Return every line of the records below verbatim, with no pictures in the copy.

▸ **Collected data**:
>> BEGIN

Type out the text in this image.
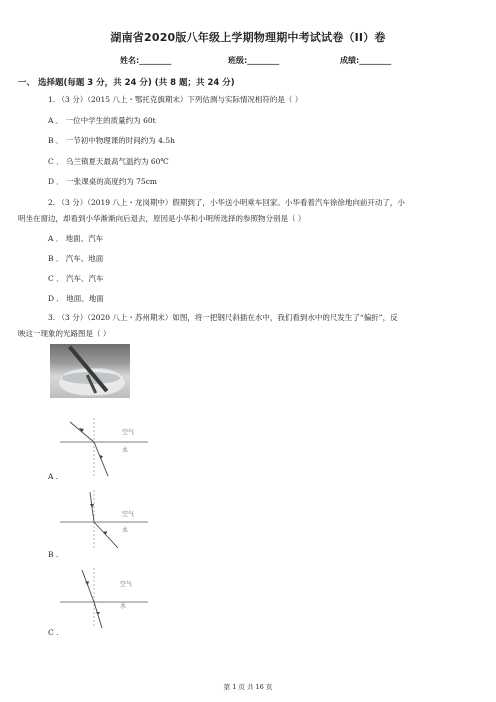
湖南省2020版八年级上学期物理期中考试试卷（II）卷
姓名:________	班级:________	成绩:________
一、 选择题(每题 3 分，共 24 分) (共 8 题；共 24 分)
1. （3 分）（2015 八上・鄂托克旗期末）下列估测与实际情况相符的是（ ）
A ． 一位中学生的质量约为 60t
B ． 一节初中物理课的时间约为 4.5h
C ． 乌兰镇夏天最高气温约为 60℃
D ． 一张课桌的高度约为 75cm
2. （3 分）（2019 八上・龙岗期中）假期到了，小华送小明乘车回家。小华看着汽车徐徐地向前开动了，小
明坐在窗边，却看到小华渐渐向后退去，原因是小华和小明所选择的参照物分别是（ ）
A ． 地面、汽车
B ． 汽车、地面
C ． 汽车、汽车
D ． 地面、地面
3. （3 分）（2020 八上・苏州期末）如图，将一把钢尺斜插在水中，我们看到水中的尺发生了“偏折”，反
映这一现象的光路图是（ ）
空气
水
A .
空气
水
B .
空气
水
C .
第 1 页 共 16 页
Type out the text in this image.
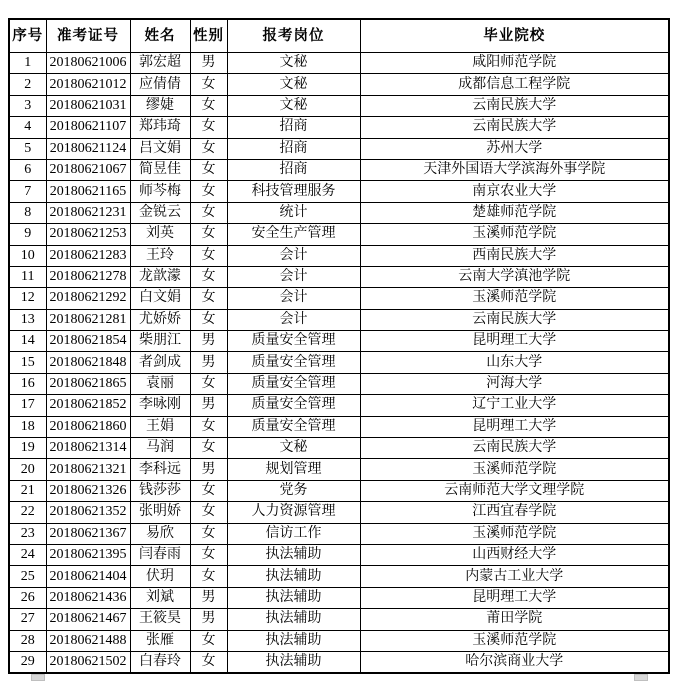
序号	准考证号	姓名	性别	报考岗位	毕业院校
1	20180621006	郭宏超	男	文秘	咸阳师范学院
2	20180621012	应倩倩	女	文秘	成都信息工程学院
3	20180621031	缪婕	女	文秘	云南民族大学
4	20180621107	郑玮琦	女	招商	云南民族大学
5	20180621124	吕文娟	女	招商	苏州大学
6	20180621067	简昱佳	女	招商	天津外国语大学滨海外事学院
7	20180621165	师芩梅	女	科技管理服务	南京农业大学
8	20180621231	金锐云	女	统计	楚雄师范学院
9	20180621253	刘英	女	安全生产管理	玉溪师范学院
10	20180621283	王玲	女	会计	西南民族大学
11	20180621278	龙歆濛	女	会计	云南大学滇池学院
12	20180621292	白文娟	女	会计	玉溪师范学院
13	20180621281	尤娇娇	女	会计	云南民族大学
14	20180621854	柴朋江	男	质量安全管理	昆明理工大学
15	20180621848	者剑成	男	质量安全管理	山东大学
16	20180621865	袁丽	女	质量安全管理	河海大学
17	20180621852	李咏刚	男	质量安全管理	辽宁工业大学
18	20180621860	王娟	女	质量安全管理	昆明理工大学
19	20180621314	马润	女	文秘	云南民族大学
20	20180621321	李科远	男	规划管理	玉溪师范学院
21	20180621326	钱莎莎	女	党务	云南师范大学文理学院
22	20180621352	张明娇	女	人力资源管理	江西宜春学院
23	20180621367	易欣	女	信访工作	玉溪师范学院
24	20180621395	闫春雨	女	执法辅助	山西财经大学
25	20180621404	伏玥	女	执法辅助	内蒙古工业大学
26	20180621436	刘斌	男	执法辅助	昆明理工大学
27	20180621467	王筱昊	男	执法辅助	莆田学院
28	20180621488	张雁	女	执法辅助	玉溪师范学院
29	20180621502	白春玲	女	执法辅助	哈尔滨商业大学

>> END

▸ **SOLUTION TO THE EXERCISE**:
Type out the text in this image.
湖南省2020版八年级上学期物理期中考试试卷（II）卷
姓名:________	班级:________	成绩:________
一、 选择题(每题 3 分，共 24 分) (共 8 题；共 24 分)
1. （3 分）（2015 八上・鄂托克旗期末）下列估测与实际情况相符的是（ ）
A ． 一位中学生的质量约为 60t
B ． 一节初中物理课的时间约为 4.5h
C ． 乌兰镇夏天最高气温约为 60℃
D ． 一张课桌的高度约为 75cm
2. （3 分）（2019 八上・龙岗期中）假期到了，小华送小明乘车回家。小华看着汽车徐徐地向前开动了，小
明坐在窗边，却看到小华渐渐向后退去，原因是小华和小明所选择的参照物分别是（ ）
A ． 地面、汽车
B ． 汽车、地面
C ． 汽车、汽车
D ． 地面、地面
3. （3 分）（2020 八上・苏州期末）如图，将一把钢尺斜插在水中，我们看到水中的尺发生了“偏折”，反
映这一现象的光路图是（ ）
空气
水
A .
空气
水
B .
空气
水
C .
第 1 页 共 16 页
Type out the text in this image.
序号	准考证号	姓名	性别	报考岗位	毕业院校
1	20180621006	郭宏超	男	文秘	咸阳师范学院
2	20180621012	应倩倩	女	文秘	成都信息工程学院
3	20180621031	缪婕	女	文秘	云南民族大学
4	20180621107	郑玮琦	女	招商	云南民族大学
5	20180621124	吕文娟	女	招商	苏州大学
6	20180621067	简昱佳	女	招商	天津外国语大学滨海外事学院
7	20180621165	师芩梅	女	科技管理服务	南京农业大学
8	20180621231	金锐云	女	统计	楚雄师范学院
9	20180621253	刘英	女	安全生产管理	玉溪师范学院
10	20180621283	王玲	女	会计	西南民族大学
11	20180621278	龙歆濛	女	会计	云南大学滇池学院
12	20180621292	白文娟	女	会计	玉溪师范学院
13	20180621281	尤娇娇	女	会计	云南民族大学
14	20180621854	柴朋江	男	质量安全管理	昆明理工大学
15	20180621848	者剑成	男	质量安全管理	山东大学
16	20180621865	袁丽	女	质量安全管理	河海大学
17	20180621852	李咏刚	男	质量安全管理	辽宁工业大学
18	20180621860	王娟	女	质量安全管理	昆明理工大学
19	20180621314	马润	女	文秘	云南民族大学
20	20180621321	李科远	男	规划管理	玉溪师范学院
21	20180621326	钱莎莎	女	党务	云南师范大学文理学院
22	20180621352	张明娇	女	人力资源管理	江西宜春学院
23	20180621367	易欣	女	信访工作	玉溪师范学院
24	20180621395	闫春雨	女	执法辅助	山西财经大学
25	20180621404	伏玥	女	执法辅助	内蒙古工业大学
26	20180621436	刘斌	男	执法辅助	昆明理工大学
27	20180621467	王筱昊	男	执法辅助	莆田学院
28	20180621488	张雁	女	执法辅助	玉溪师范学院
29	20180621502	白春玲	女	执法辅助	哈尔滨商业大学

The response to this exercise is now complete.